Collected data entries:
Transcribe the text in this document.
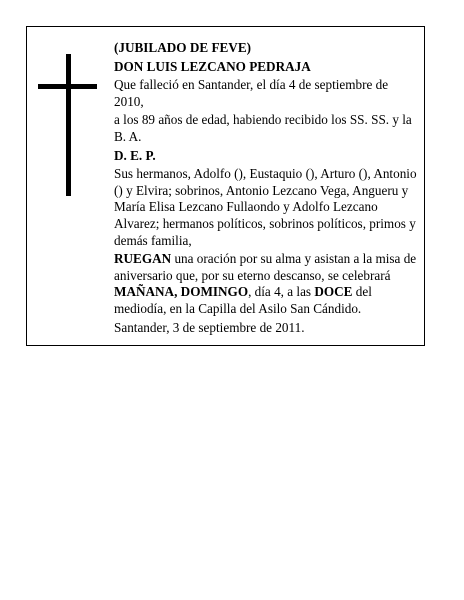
(JUBILADO DE FEVE)

DON LUIS LEZCANO PEDRAJA

Que falleció en Santander, el día 4 de septiembre de 2010,

a los 89 años de edad, habiendo recibido los SS. SS. y la B. A.

D. E. P.

Sus hermanos, Adolfo (), Eustaquio (), Arturo (), Antonio () y Elvira; sobrinos, Antonio Lezcano Vega, Angueru y María Elisa Lezcano Fullaondo y Adolfo Lezcano Alvarez; hermanos políticos, sobrinos políticos, primos y demás familia,

RUEGAN una oración por su alma y asistan a la misa de aniversario que, por su eterno descanso, se celebrará MAÑANA, DOMINGO, día 4, a las DOCE del mediodía, en la Capilla del Asilo San Cándido.

Santander, 3 de septiembre de 2011.
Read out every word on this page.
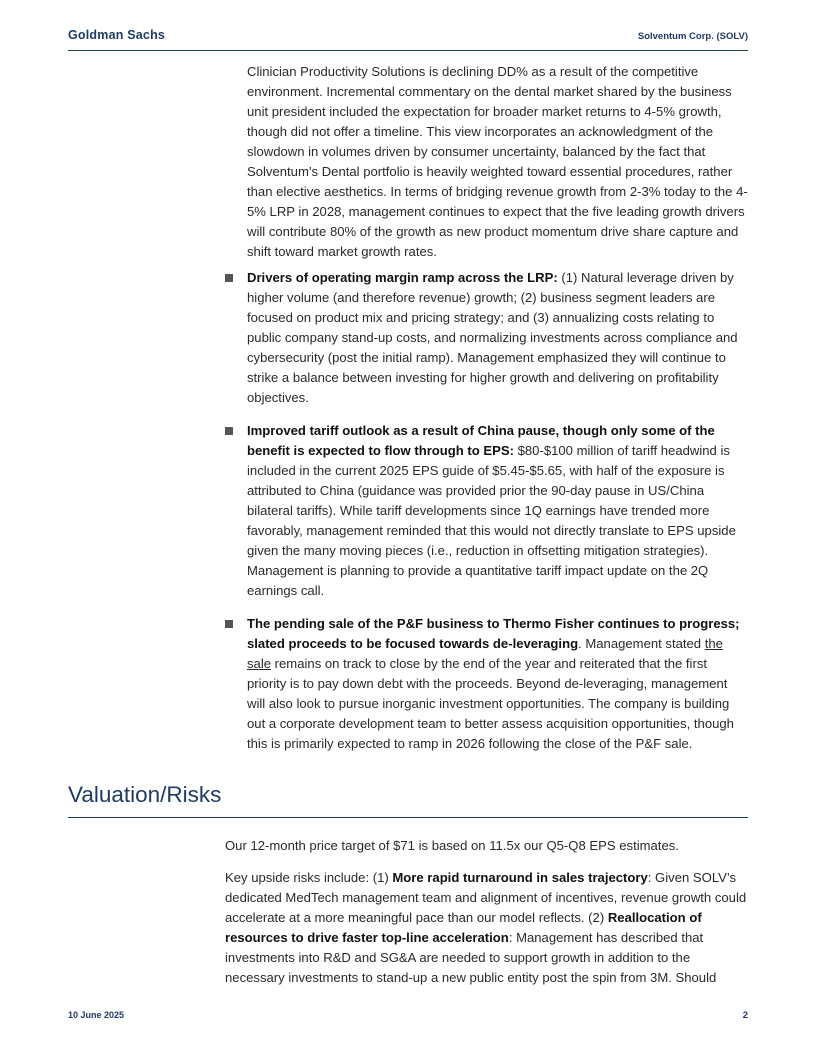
Goldman Sachs	Solventum Corp. (SOLV)

Clinician Productivity Solutions is declining DD% as a result of the competitive environment. Incremental commentary on the dental market shared by the business unit president included the expectation for broader market returns to 4-5% growth, though did not offer a timeline. This view incorporates an acknowledgment of the slowdown in volumes driven by consumer uncertainty, balanced by the fact that Solventum’s Dental portfolio is heavily weighted toward essential procedures, rather than elective aesthetics. In terms of bridging revenue growth from 2-3% today to the 4-5% LRP in 2028, management continues to expect that the five leading growth drivers will contribute 80% of the growth as new product momentum drive share capture and shift toward market growth rates.

Drivers of operating margin ramp across the LRP: (1) Natural leverage driven by higher volume (and therefore revenue) growth; (2) business segment leaders are focused on product mix and pricing strategy; and (3) annualizing costs relating to public company stand-up costs, and normalizing investments across compliance and cybersecurity (post the initial ramp). Management emphasized they will continue to strike a balance between investing for higher growth and delivering on profitability objectives.
Improved tariff outlook as a result of China pause, though only some of the benefit is expected to flow through to EPS: $80-$100 million of tariff headwind is included in the current 2025 EPS guide of $5.45-$5.65, with half of the exposure is attributed to China (guidance was provided prior the 90-day pause in US/China bilateral tariffs). While tariff developments since 1Q earnings have trended more favorably, management reminded that this would not directly translate to EPS upside given the many moving pieces (i.e., reduction in offsetting mitigation strategies). Management is planning to provide a quantitative tariff impact update on the 2Q earnings call.
The pending sale of the P&F business to Thermo Fisher continues to progress; slated proceeds to be focused towards de-leveraging. Management stated the sale remains on track to close by the end of the year and reiterated that the first priority is to pay down debt with the proceeds. Beyond de-leveraging, management will also look to pursue inorganic investment opportunities. The company is building out a corporate development team to better assess acquisition opportunities, though this is primarily expected to ramp in 2026 following the close of the P&F sale.
Valuation/Risks

Our 12-month price target of $71 is based on 11.5x our Q5-Q8 EPS estimates.

Key upside risks include: (1) More rapid turnaround in sales trajectory: Given SOLV’s dedicated MedTech management team and alignment of incentives, revenue growth could accelerate at a more meaningful pace than our model reflects. (2) Reallocation of resources to drive faster top-line acceleration: Management has described that investments into R&D and SG&A are needed to support growth in addition to the necessary investments to stand-up a new public entity post the spin from 3M. Should

10 June 2025	2
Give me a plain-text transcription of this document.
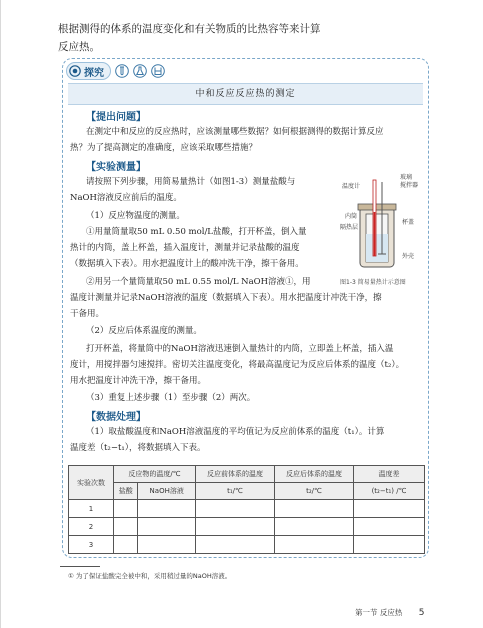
根据测得的体系的温度变化和有关物质的比热容等来计算
反应热。
探究
中和反应反应热的测定
【提出问题】
在测定中和反应的反应热时，应该测量哪些数据？如何根据测得的数据计算反应
热？为了提高测定的准确度，应该采取哪些措施？
【实验测量】
请按照下列步骤，用简易量热计（如图1-3）测量盐酸与
NaOH溶液反应前后的温度。
（1）反应物温度的测量。
①用量筒量取50 mL 0.50 mol/L盐酸，打开杯盖，倒入量
热计的内筒，盖上杯盖，插入温度计，测量并记录盐酸的温度
（数据填入下表）。用水把温度计上的酸冲洗干净，擦干备用。
②用另一个量筒量取50 mL 0.55 mol/L NaOH溶液①，用
温度计测量并记录NaOH溶液的温度（数据填入下表）。用水把温度计冲洗干净，擦
干备用。
（2）反应后体系温度的测量。
打开杯盖，将量筒中的NaOH溶液迅速倒入量热计的内筒，立即盖上杯盖，插入温
度计，用搅拌器匀速搅拌。密切关注温度变化，将最高温度记为反应后体系的温度（t₂）。
用水把温度计冲洗干净，擦干备用。
（3）重复上述步骤（1）至步骤（2）两次。
【数据处理】
（1）取盐酸温度和NaOH溶液温度的平均值记为反应前体系的温度（t₁）。计算
温度差（t₂−t₁），将数据填入下表。
温度计
玻璃
搅拌器
内筒
隔热层
杯盖
外壳
图1-3 简易量热计示意图
实验次数	反应物的温度/℃		反应前体系的温度	反应后体系的温度	温度差
	盐酸	NaOH溶液	t₁/℃	t₂/℃	(t₂−t₁) /℃
1					
2					
3					
① 为了保证盐酸完全被中和，采用稍过量的NaOH溶液。
第一节 反应热 5
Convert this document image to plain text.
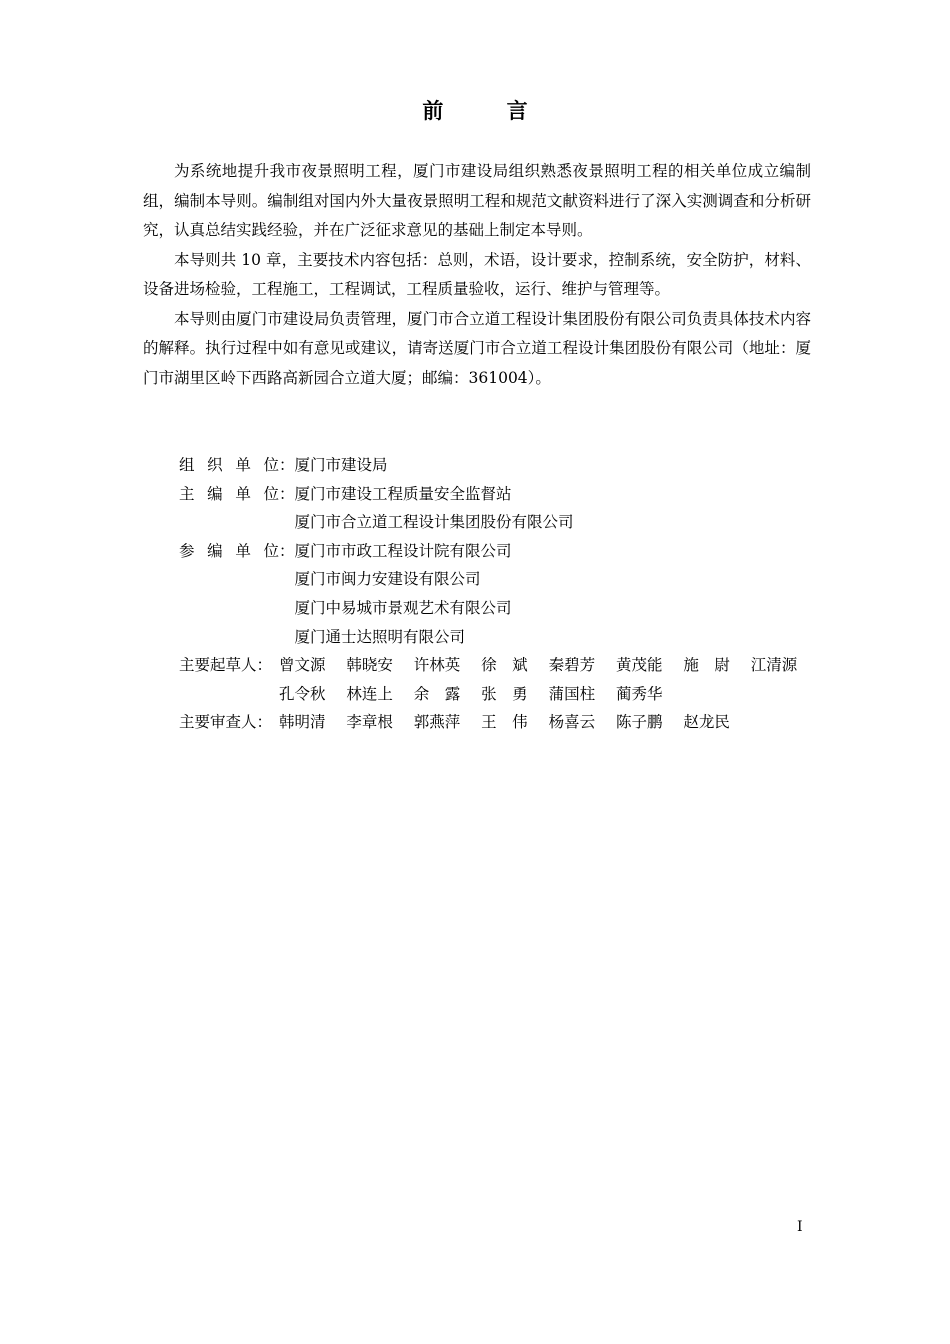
前 言

为系统地提升我市夜景照明工程，厦门市建设局组织熟悉夜景照明工程的相关单位成立编制组，编制本导则。编制组对国内外大量夜景照明工程和规范文献资料进行了深入实测调查和分析研究，认真总结实践经验，并在广泛征求意见的基础上制定本导则。

本导则共 10 章，主要技术内容包括：总则，术语，设计要求，控制系统，安全防护，材料、设备进场检验，工程施工，工程调试，工程质量验收，运行、维护与管理等。

本导则由厦门市建设局负责管理，厦门市合立道工程设计集团股份有限公司负责具体技术内容的解释。执行过程中如有意见或建议，请寄送厦门市合立道工程设计集团股份有限公司（地址：厦门市湖里区岭下西路高新园合立道大厦；邮编：361004）。

组 织 单 位 ： 厦门市建设局
主 编 单 位 ： 厦门市建设工程质量安全监督站
厦门市合立道工程设计集团股份有限公司
参 编 单 位 ： 厦门市市政工程设计院有限公司
厦门市闽力安建设有限公司
厦门中易城市景观艺术有限公司
厦门通士达照明有限公司
主要起草人： 曾文源	韩晓安	许林英	徐　斌	秦碧芳	黄茂能	施　尉	江清源
孔令秋	林连上	余　露	张　勇	蒲国柱	蔺秀华
主要审查人： 韩明清	李章根	郭燕萍	王　伟	杨喜云	陈子鹏	赵龙民
I
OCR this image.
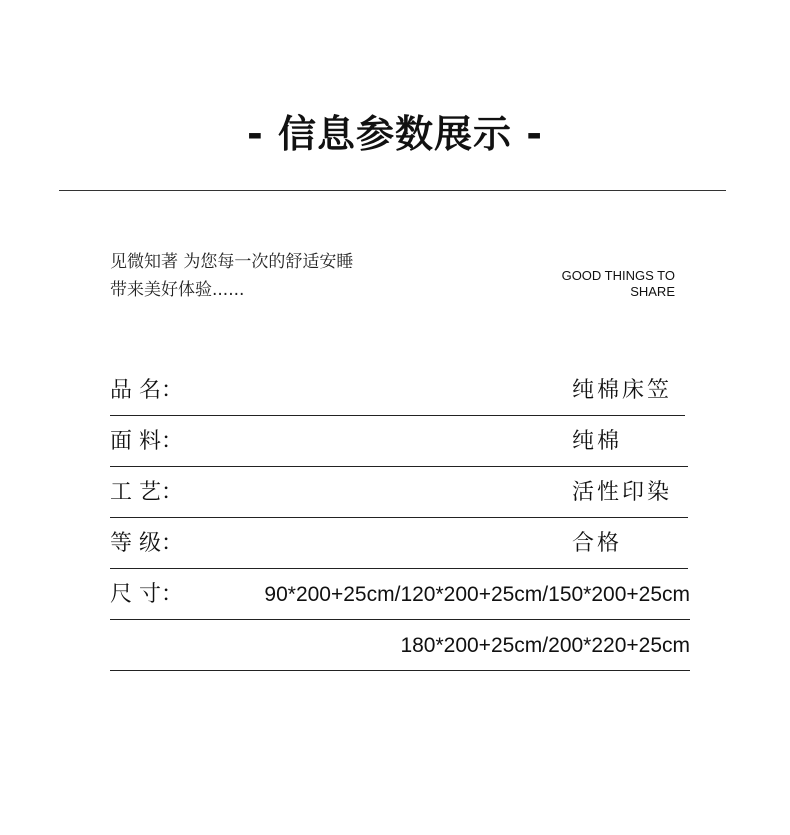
- 信息参数展示 -
见微知著 为您每一次的舒适安睡
带来美好体验......
GOOD THINGS TO
SHARE
品 名：	纯棉床笠
面 料：	纯棉
工 艺：	活性印染
等 级：	合格
尺 寸：	90*200+25cm/120*200+25cm/150*200+25cm
180*200+25cm/200*220+25cm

Problem to work on> Copy all the entries word for word. Omit any pictures.

Task response>
Transcribe the text in this document.
(JUBILADO DE FEVE)

DON LUIS LEZCANO PEDRAJA

Que falleció en Santander, el día 4 de septiembre de 2010,

a los 89 años de edad, habiendo recibido los SS. SS. y la B. A.

D. E. P.

Sus hermanos, Adolfo (), Eustaquio (), Arturo (), Antonio () y Elvira; sobrinos, Antonio Lezcano Vega, Angueru y María Elisa Lezcano Fullaondo y Adolfo Lezcano Alvarez; hermanos políticos, sobrinos políticos, primos y demás familia,

RUEGAN una oración por su alma y asistan a la misa de aniversario que, por su eterno descanso, se celebrará MAÑANA, DOMINGO, día 4, a las DOCE del mediodía, en la Capilla del Asilo San Cándido.

Santander, 3 de septiembre de 2011.
Read out every word on this page.
Goldman Sachs	Solventum Corp. (SOLV)

Clinician Productivity Solutions is declining DD% as a result of the competitive environment. Incremental commentary on the dental market shared by the business unit president included the expectation for broader market returns to 4-5% growth, though did not offer a timeline. This view incorporates an acknowledgment of the slowdown in volumes driven by consumer uncertainty, balanced by the fact that Solventum’s Dental portfolio is heavily weighted toward essential procedures, rather than elective aesthetics. In terms of bridging revenue growth from 2-3% today to the 4-5% LRP in 2028, management continues to expect that the five leading growth drivers will contribute 80% of the growth as new product momentum drive share capture and shift toward market growth rates.

Drivers of operating margin ramp across the LRP: (1) Natural leverage driven by higher volume (and therefore revenue) growth; (2) business segment leaders are focused on product mix and pricing strategy; and (3) annualizing costs relating to public company stand-up costs, and normalizing investments across compliance and cybersecurity (post the initial ramp). Management emphasized they will continue to strike a balance between investing for higher growth and delivering on profitability objectives.
Improved tariff outlook as a result of China pause, though only some of the benefit is expected to flow through to EPS: $80-$100 million of tariff headwind is included in the current 2025 EPS guide of $5.45-$5.65, with half of the exposure is attributed to China (guidance was provided prior the 90-day pause in US/China bilateral tariffs). While tariff developments since 1Q earnings have trended more favorably, management reminded that this would not directly translate to EPS upside given the many moving pieces (i.e., reduction in offsetting mitigation strategies). Management is planning to provide a quantitative tariff impact update on the 2Q earnings call.
The pending sale of the P&F business to Thermo Fisher continues to progress; slated proceeds to be focused towards de-leveraging. Management stated the sale remains on track to close by the end of the year and reiterated that the first priority is to pay down debt with the proceeds. Beyond de-leveraging, management will also look to pursue inorganic investment opportunities. The company is building out a corporate development team to better assess acquisition opportunities, though this is primarily expected to ramp in 2026 following the close of the P&F sale.
Valuation/Risks

Our 12-month price target of $71 is based on 11.5x our Q5-Q8 EPS estimates.

Key upside risks include: (1) More rapid turnaround in sales trajectory: Given SOLV’s dedicated MedTech management team and alignment of incentives, revenue growth could accelerate at a more meaningful pace than our model reflects. (2) Reallocation of resources to drive faster top-line acceleration: Management has described that investments into R&D and SG&A are needed to support growth in addition to the necessary investments to stand-up a new public entity post the spin from 3M. Should

10 June 2025	2
Give me a plain-text transcription of this document.
根据测得的体系的温度变化和有关物质的比热容等来计算
反应热。
探究
中和反应反应热的测定
【提出问题】
在测定中和反应的反应热时，应该测量哪些数据？如何根据测得的数据计算反应
热？为了提高测定的准确度，应该采取哪些措施？
【实验测量】
请按照下列步骤，用简易量热计（如图1-3）测量盐酸与
NaOH溶液反应前后的温度。
（1）反应物温度的测量。
①用量筒量取50 mL 0.50 mol/L盐酸，打开杯盖，倒入量
热计的内筒，盖上杯盖，插入温度计，测量并记录盐酸的温度
（数据填入下表）。用水把温度计上的酸冲洗干净，擦干备用。
②用另一个量筒量取50 mL 0.55 mol/L NaOH溶液①，用
温度计测量并记录NaOH溶液的温度（数据填入下表）。用水把温度计冲洗干净，擦
干备用。
（2）反应后体系温度的测量。
打开杯盖，将量筒中的NaOH溶液迅速倒入量热计的内筒，立即盖上杯盖，插入温
度计，用搅拌器匀速搅拌。密切关注温度变化，将最高温度记为反应后体系的温度（t₂）。
用水把温度计冲洗干净，擦干备用。
（3）重复上述步骤（1）至步骤（2）两次。
【数据处理】
（1）取盐酸温度和NaOH溶液温度的平均值记为反应前体系的温度（t₁）。计算
温度差（t₂−t₁），将数据填入下表。
温度计
玻璃
搅拌器
内筒
隔热层
杯盖
外壳
图1-3 简易量热计示意图
实验次数	反应物的温度/℃		反应前体系的温度	反应后体系的温度	温度差
	盐酸	NaOH溶液	t₁/℃	t₂/℃	(t₂−t₁) /℃
1					
2					
3					
① 为了保证盐酸完全被中和，采用稍过量的NaOH溶液。
第一节 反应热 5
Convert this document image to plain text.
前 言

为系统地提升我市夜景照明工程，厦门市建设局组织熟悉夜景照明工程的相关单位成立编制组，编制本导则。编制组对国内外大量夜景照明工程和规范文献资料进行了深入实测调查和分析研究，认真总结实践经验，并在广泛征求意见的基础上制定本导则。

本导则共 10 章，主要技术内容包括：总则，术语，设计要求，控制系统，安全防护，材料、设备进场检验，工程施工，工程调试，工程质量验收，运行、维护与管理等。

本导则由厦门市建设局负责管理，厦门市合立道工程设计集团股份有限公司负责具体技术内容的解释。执行过程中如有意见或建议，请寄送厦门市合立道工程设计集团股份有限公司（地址：厦门市湖里区岭下西路高新园合立道大厦；邮编：361004）。

组 织 单 位 ： 厦门市建设局
主 编 单 位 ： 厦门市建设工程质量安全监督站
厦门市合立道工程设计集团股份有限公司
参 编 单 位 ： 厦门市市政工程设计院有限公司
厦门市闽力安建设有限公司
厦门中易城市景观艺术有限公司
厦门通士达照明有限公司
主要起草人： 曾文源	韩晓安	许林英	徐　斌	秦碧芳	黄茂能	施　尉	江清源
孔令秋	林连上	余　露	张　勇	蒲国柱	蔺秀华
主要审查人： 韩明清	李章根	郭燕萍	王　伟	杨喜云	陈子鹏	赵龙民
I
OCR this image.
- 信息参数展示 -
见微知著 为您每一次的舒适安睡
带来美好体验......
GOOD THINGS TO
SHARE
品 名：	纯棉床笠
面 料：	纯棉
工 艺：	活性印染
等 级：	合格
尺 寸：	90*200+25cm/120*200+25cm/150*200+25cm
180*200+25cm/200*220+25cm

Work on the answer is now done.